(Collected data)
------------------------------------
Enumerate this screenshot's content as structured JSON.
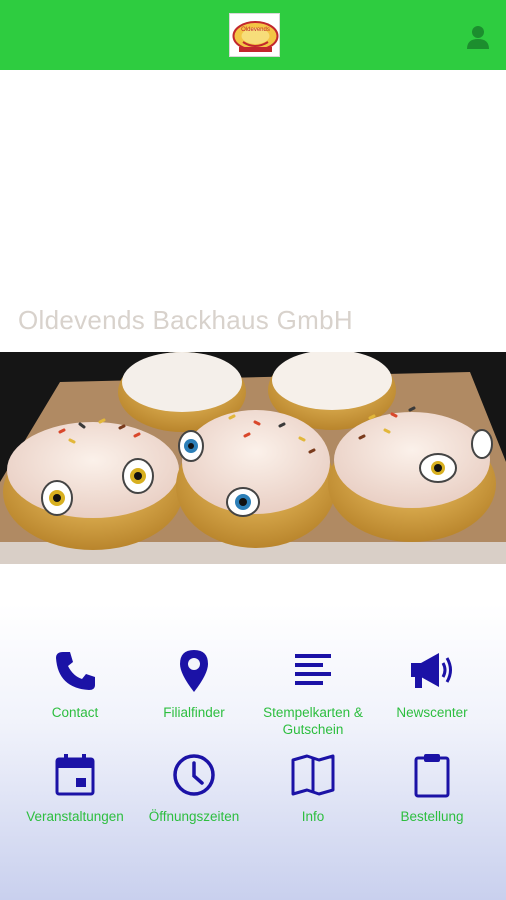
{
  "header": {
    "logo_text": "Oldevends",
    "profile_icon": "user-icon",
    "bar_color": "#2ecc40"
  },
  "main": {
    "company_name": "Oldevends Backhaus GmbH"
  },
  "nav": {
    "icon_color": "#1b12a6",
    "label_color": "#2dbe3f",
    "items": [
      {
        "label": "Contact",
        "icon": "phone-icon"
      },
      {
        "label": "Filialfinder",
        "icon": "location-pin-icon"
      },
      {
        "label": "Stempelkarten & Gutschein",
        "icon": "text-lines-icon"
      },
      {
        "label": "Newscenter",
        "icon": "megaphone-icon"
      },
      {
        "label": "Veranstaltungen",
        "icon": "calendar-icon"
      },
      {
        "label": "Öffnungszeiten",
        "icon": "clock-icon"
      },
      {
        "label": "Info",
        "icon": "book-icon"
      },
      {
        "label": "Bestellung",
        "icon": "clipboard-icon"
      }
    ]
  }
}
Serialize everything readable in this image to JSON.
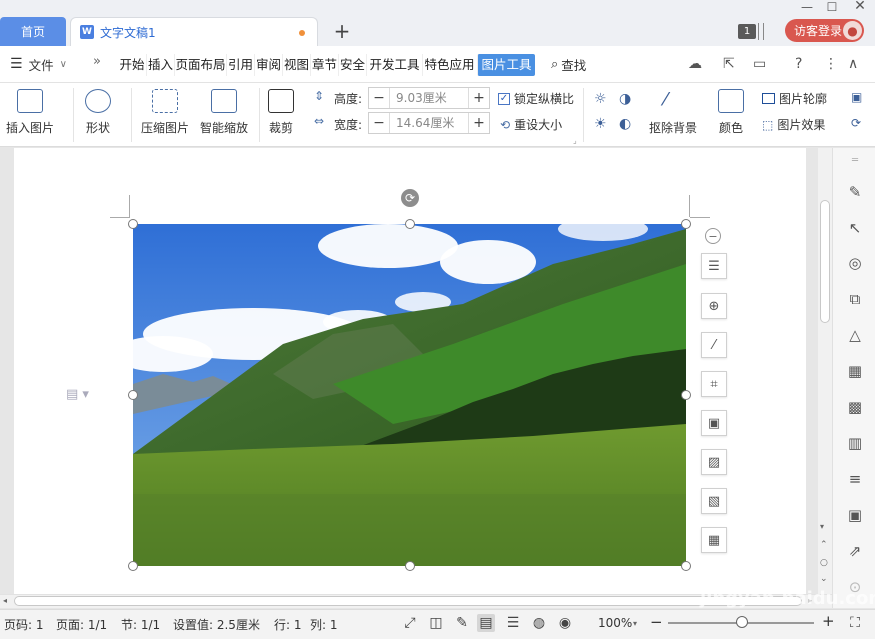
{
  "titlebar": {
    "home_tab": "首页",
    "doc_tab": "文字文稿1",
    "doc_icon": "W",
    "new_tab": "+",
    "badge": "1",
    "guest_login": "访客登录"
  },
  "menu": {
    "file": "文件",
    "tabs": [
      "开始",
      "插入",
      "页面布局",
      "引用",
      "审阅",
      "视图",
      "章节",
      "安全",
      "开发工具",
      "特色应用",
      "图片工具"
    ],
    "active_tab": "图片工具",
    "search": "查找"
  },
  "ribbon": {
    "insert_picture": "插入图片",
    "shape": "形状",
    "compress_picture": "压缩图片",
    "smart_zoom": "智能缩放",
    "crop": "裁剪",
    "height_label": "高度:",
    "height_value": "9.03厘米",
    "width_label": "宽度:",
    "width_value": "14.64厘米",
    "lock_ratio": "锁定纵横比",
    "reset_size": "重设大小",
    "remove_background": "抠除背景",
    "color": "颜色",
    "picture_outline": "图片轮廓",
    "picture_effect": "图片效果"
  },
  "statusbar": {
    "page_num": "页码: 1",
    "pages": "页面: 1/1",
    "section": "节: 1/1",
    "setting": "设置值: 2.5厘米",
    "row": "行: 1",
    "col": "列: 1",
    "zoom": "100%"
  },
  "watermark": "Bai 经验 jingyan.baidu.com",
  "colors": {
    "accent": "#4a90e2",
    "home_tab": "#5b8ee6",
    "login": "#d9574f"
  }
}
------------------------------------
→ Written exercise: Transcribe the full listing above exactly, with the images removed.

→ Answer for this exercise:
Enumerate this screenshot's content as structured JSON.
{
  "header": {
    "logo_text": "Oldevends",
    "profile_icon": "user-icon",
    "bar_color": "#2ecc40"
  },
  "main": {
    "company_name": "Oldevends Backhaus GmbH"
  },
  "nav": {
    "icon_color": "#1b12a6",
    "label_color": "#2dbe3f",
    "items": [
      {
        "label": "Contact",
        "icon": "phone-icon"
      },
      {
        "label": "Filialfinder",
        "icon": "location-pin-icon"
      },
      {
        "label": "Stempelkarten & Gutschein",
        "icon": "text-lines-icon"
      },
      {
        "label": "Newscenter",
        "icon": "megaphone-icon"
      },
      {
        "label": "Veranstaltungen",
        "icon": "calendar-icon"
      },
      {
        "label": "Öffnungszeiten",
        "icon": "clock-icon"
      },
      {
        "label": "Info",
        "icon": "book-icon"
      },
      {
        "label": "Bestellung",
        "icon": "clipboard-icon"
      }
    ]
  }
}
Serialize everything readable in this image to JSON.
{
  "titlebar": {
    "home_tab": "首页",
    "doc_tab": "文字文稿1",
    "doc_icon": "W",
    "new_tab": "+",
    "badge": "1",
    "guest_login": "访客登录"
  },
  "menu": {
    "file": "文件",
    "tabs": [
      "开始",
      "插入",
      "页面布局",
      "引用",
      "审阅",
      "视图",
      "章节",
      "安全",
      "开发工具",
      "特色应用",
      "图片工具"
    ],
    "active_tab": "图片工具",
    "search": "查找"
  },
  "ribbon": {
    "insert_picture": "插入图片",
    "shape": "形状",
    "compress_picture": "压缩图片",
    "smart_zoom": "智能缩放",
    "crop": "裁剪",
    "height_label": "高度:",
    "height_value": "9.03厘米",
    "width_label": "宽度:",
    "width_value": "14.64厘米",
    "lock_ratio": "锁定纵横比",
    "reset_size": "重设大小",
    "remove_background": "抠除背景",
    "color": "颜色",
    "picture_outline": "图片轮廓",
    "picture_effect": "图片效果"
  },
  "statusbar": {
    "page_num": "页码: 1",
    "pages": "页面: 1/1",
    "section": "节: 1/1",
    "setting": "设置值: 2.5厘米",
    "row": "行: 1",
    "col": "列: 1",
    "zoom": "100%"
  },
  "watermark": "Bai 经验 jingyan.baidu.com",
  "colors": {
    "accent": "#4a90e2",
    "home_tab": "#5b8ee6",
    "login": "#d9574f"
  }
}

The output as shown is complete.